begin

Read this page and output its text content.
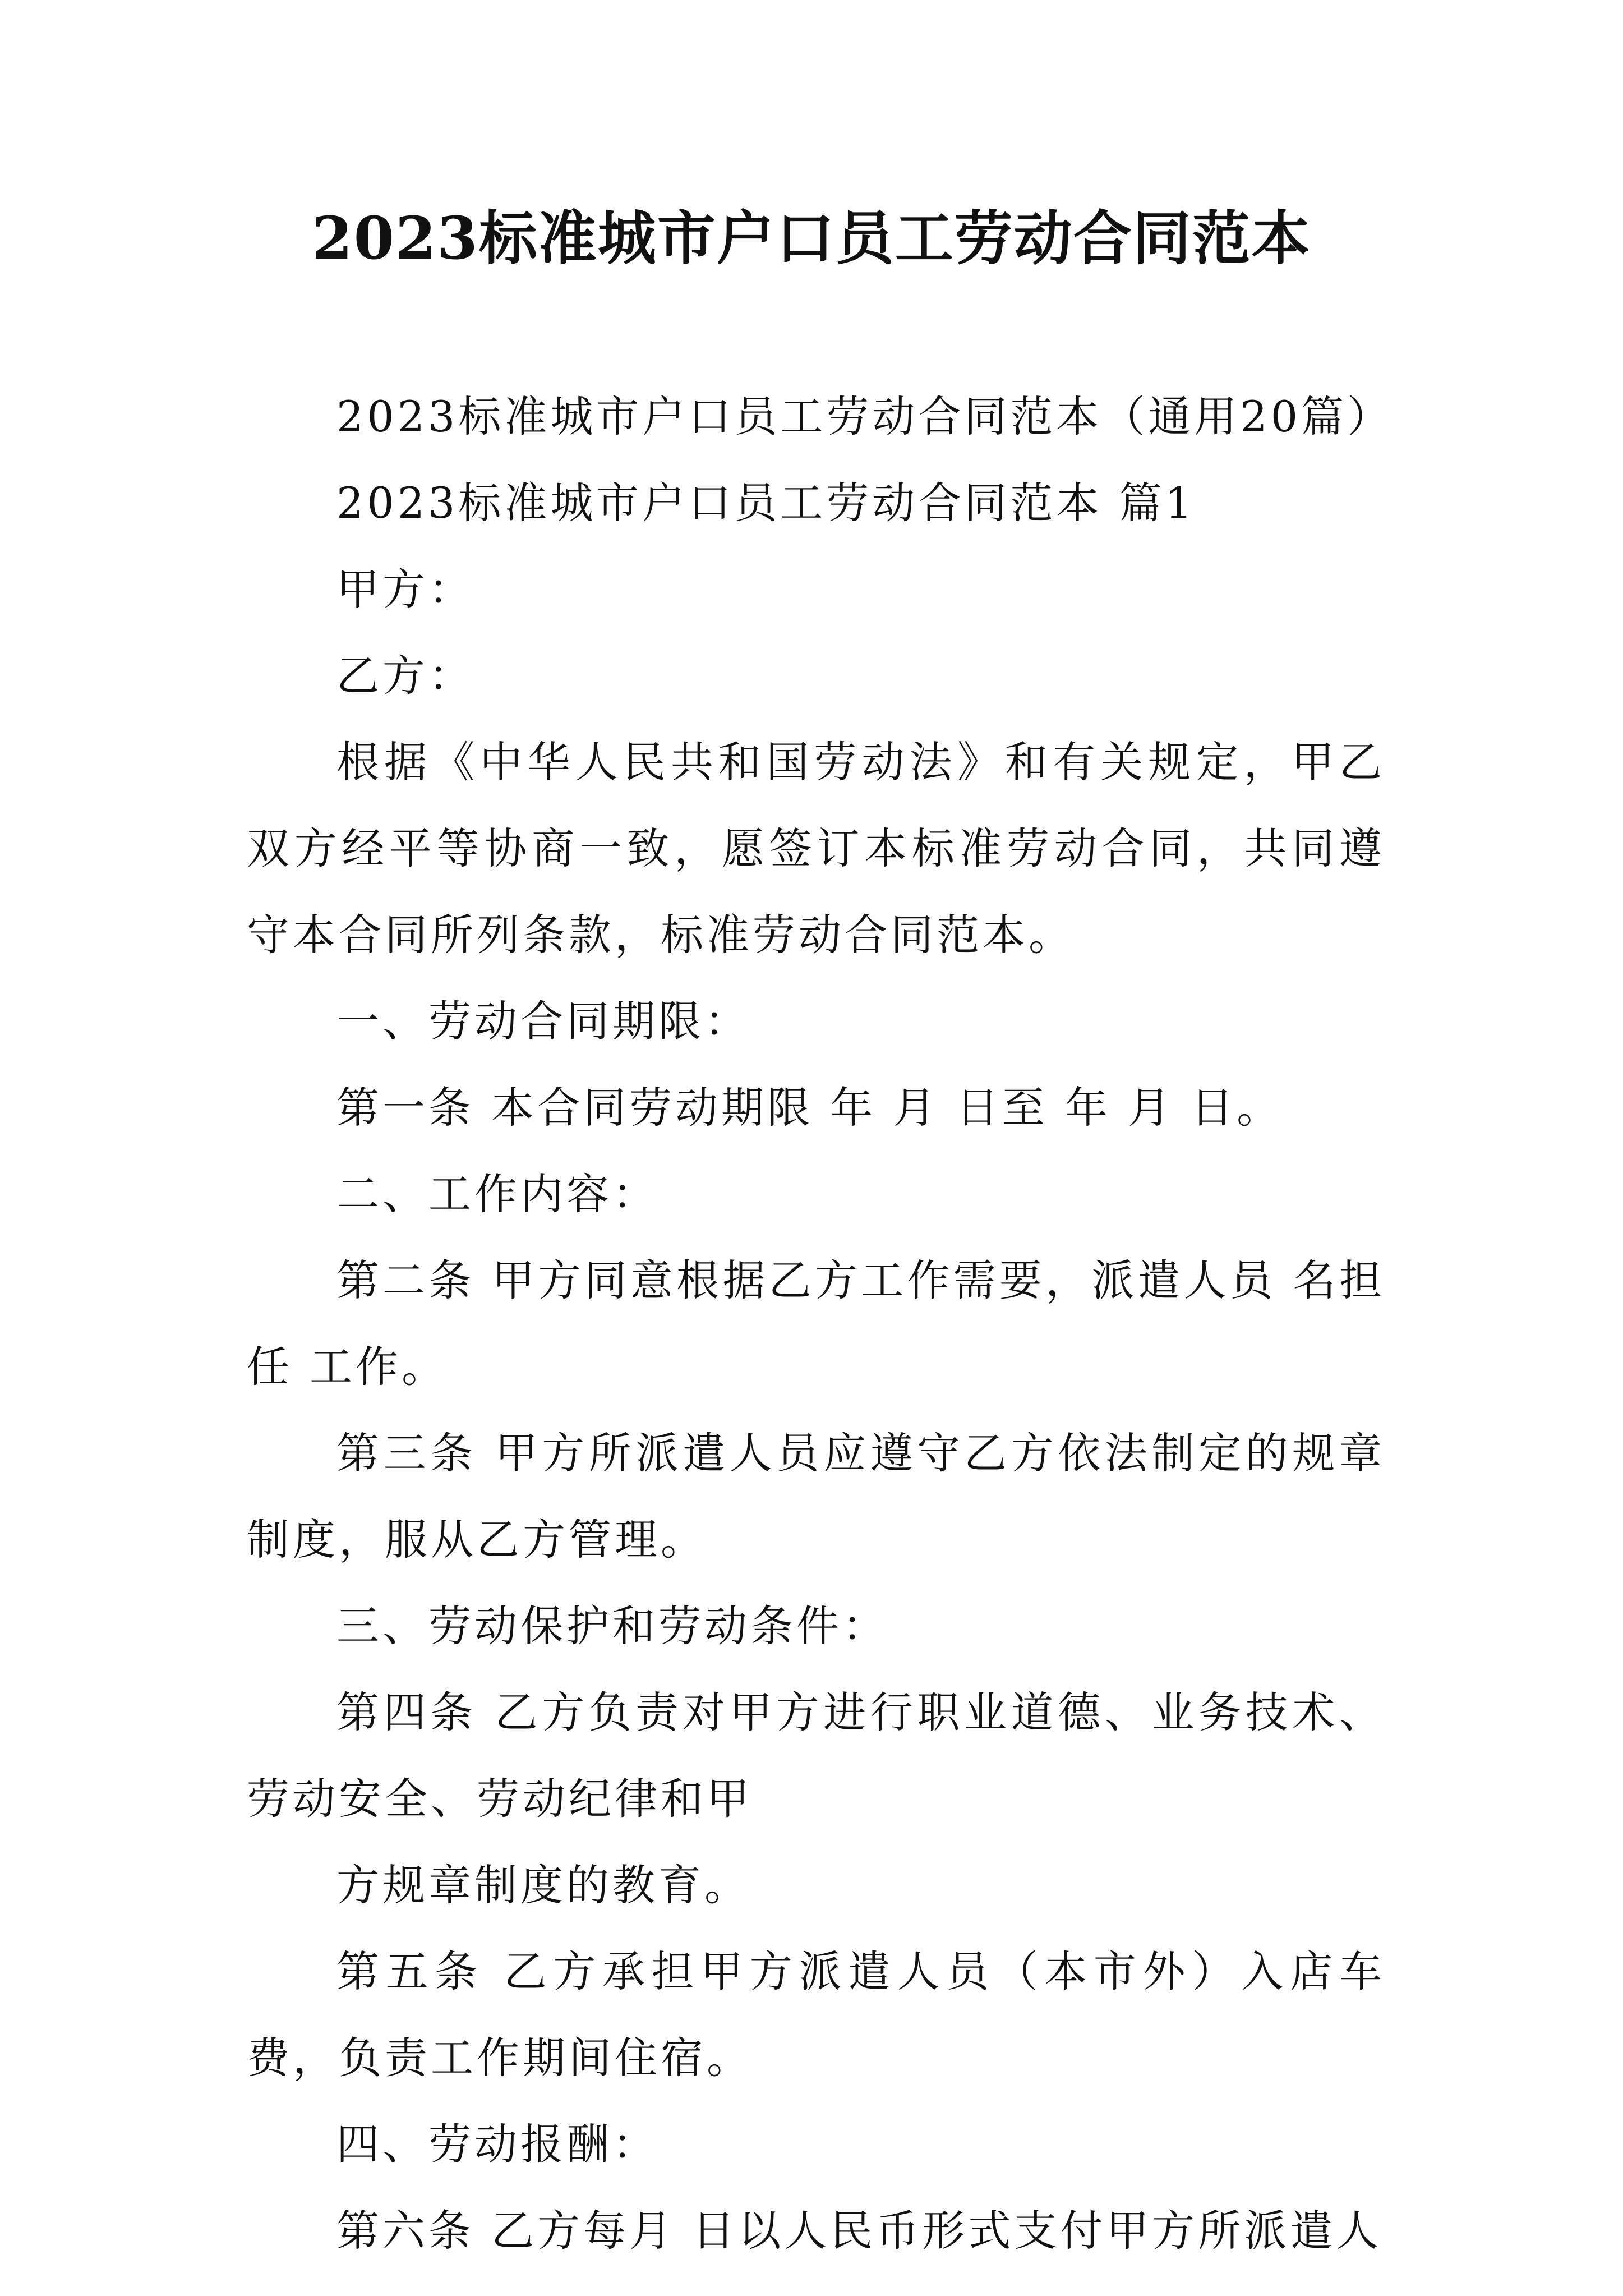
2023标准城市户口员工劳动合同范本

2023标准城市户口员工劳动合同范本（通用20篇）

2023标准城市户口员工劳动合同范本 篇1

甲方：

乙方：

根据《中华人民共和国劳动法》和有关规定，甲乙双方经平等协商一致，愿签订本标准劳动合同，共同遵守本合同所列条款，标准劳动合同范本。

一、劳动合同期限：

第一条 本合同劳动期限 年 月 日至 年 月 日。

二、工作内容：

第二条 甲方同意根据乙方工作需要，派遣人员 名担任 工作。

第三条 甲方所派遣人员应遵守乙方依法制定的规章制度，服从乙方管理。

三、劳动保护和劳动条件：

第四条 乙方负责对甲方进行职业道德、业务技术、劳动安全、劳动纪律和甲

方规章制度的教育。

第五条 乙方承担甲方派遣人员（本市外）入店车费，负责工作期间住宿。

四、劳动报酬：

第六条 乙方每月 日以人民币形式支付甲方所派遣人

end
begin

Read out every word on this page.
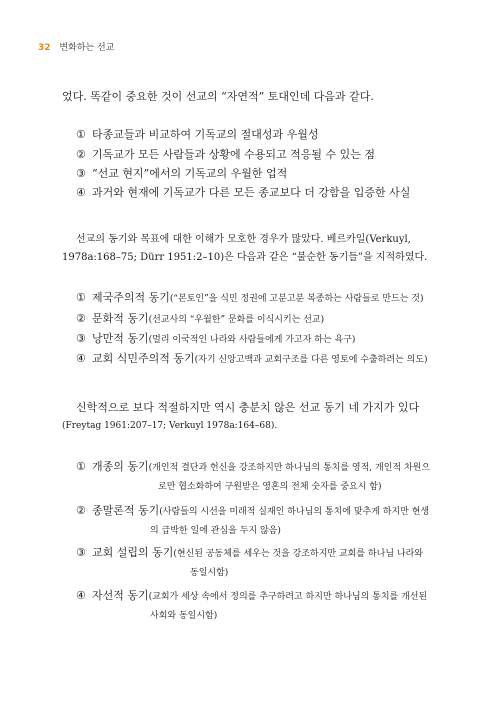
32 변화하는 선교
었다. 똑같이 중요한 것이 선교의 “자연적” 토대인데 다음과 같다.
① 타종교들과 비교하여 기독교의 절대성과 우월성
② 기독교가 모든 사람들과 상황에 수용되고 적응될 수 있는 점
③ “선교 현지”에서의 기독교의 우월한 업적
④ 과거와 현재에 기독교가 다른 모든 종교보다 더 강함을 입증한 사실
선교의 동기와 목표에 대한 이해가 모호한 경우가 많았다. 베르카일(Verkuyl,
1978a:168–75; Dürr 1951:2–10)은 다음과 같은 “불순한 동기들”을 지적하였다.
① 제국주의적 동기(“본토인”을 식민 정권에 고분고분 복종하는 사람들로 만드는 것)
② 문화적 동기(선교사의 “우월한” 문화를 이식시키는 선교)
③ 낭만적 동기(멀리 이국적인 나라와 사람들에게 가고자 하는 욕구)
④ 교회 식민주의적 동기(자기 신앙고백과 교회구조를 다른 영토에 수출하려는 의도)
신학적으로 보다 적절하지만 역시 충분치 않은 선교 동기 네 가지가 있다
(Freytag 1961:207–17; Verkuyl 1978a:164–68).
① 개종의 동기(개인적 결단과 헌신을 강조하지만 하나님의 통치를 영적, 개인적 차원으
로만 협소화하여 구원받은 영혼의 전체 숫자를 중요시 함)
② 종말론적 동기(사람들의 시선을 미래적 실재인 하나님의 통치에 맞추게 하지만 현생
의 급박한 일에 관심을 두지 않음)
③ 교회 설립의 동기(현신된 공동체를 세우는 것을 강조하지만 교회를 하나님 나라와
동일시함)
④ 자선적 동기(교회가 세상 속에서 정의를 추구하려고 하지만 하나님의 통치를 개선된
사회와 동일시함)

end

## PROBLEM STATEMENT
Identify each line in the entries with the word "강조하지만" and copy it.

## ANSWER TO THIS EXERCISE
① 개종의 동기(개인적 결단과 헌신을 강조하지만 하나님의 통치를 영적, 개인적 차원으
③ 교회 설립의 동기(현신된 공동체를 세우는 것을 강조하지만 교회를 하나님 나라와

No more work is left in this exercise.